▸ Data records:
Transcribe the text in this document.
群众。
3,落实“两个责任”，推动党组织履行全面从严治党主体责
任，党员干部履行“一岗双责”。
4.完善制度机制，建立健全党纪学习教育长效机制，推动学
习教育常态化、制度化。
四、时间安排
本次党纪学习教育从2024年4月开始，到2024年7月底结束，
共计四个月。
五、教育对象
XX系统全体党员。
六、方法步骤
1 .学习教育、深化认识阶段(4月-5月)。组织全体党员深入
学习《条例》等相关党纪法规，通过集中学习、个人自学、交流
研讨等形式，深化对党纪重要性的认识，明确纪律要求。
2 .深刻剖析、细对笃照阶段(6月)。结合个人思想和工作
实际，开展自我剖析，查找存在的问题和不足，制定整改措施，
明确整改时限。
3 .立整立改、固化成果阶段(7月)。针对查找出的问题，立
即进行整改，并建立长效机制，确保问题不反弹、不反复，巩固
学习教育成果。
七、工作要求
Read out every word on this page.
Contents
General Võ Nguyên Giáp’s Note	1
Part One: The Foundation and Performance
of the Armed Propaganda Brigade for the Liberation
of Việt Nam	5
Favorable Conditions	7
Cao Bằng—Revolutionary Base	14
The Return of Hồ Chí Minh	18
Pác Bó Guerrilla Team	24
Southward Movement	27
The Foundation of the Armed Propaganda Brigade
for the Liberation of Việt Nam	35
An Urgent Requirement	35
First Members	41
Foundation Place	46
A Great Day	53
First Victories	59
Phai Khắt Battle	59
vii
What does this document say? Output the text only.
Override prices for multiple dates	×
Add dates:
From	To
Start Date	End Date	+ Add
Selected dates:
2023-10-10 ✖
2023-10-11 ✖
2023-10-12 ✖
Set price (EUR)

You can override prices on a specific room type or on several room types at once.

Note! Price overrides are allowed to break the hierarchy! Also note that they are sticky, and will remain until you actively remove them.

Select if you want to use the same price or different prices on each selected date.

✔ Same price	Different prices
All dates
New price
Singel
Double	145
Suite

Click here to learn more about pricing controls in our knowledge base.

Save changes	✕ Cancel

▸ The problem: Print out all the entries precisely as written.

▸ Finished task:
Transcribe the text in this document.
群众。
3,落实“两个责任”，推动党组织履行全面从严治党主体责
任，党员干部履行“一岗双责”。
4.完善制度机制，建立健全党纪学习教育长效机制，推动学
习教育常态化、制度化。
四、时间安排
本次党纪学习教育从2024年4月开始，到2024年7月底结束，
共计四个月。
五、教育对象
XX系统全体党员。
六、方法步骤
1 .学习教育、深化认识阶段(4月-5月)。组织全体党员深入
学习《条例》等相关党纪法规，通过集中学习、个人自学、交流
研讨等形式，深化对党纪重要性的认识，明确纪律要求。
2 .深刻剖析、细对笃照阶段(6月)。结合个人思想和工作
实际，开展自我剖析，查找存在的问题和不足，制定整改措施，
明确整改时限。
3 .立整立改、固化成果阶段(7月)。针对查找出的问题，立
即进行整改，并建立长效机制，确保问题不反弹、不反复，巩固
学习教育成果。
七、工作要求
Read out every word on this page.
Contents
General Võ Nguyên Giáp’s Note	1
Part One: The Foundation and Performance
of the Armed Propaganda Brigade for the Liberation
of Việt Nam	5
Favorable Conditions	7
Cao Bằng—Revolutionary Base	14
The Return of Hồ Chí Minh	18
Pác Bó Guerrilla Team	24
Southward Movement	27
The Foundation of the Armed Propaganda Brigade
for the Liberation of Việt Nam	35
An Urgent Requirement	35
First Members	41
Foundation Place	46
A Great Day	53
First Victories	59
Phai Khắt Battle	59
vii
What does this document say? Output the text only.
Override prices for multiple dates	×
Add dates:
From	To
Start Date	End Date	+ Add
Selected dates:
2023-10-10 ✖
2023-10-11 ✖
2023-10-12 ✖
Set price (EUR)

You can override prices on a specific room type or on several room types at once.

Note! Price overrides are allowed to break the hierarchy! Also note that they are sticky, and will remain until you actively remove them.

Select if you want to use the same price or different prices on each selected date.

✔ Same price	Different prices
All dates
New price
Singel
Double	145
Suite

Click here to learn more about pricing controls in our knowledge base.

Save changes	✕ Cancel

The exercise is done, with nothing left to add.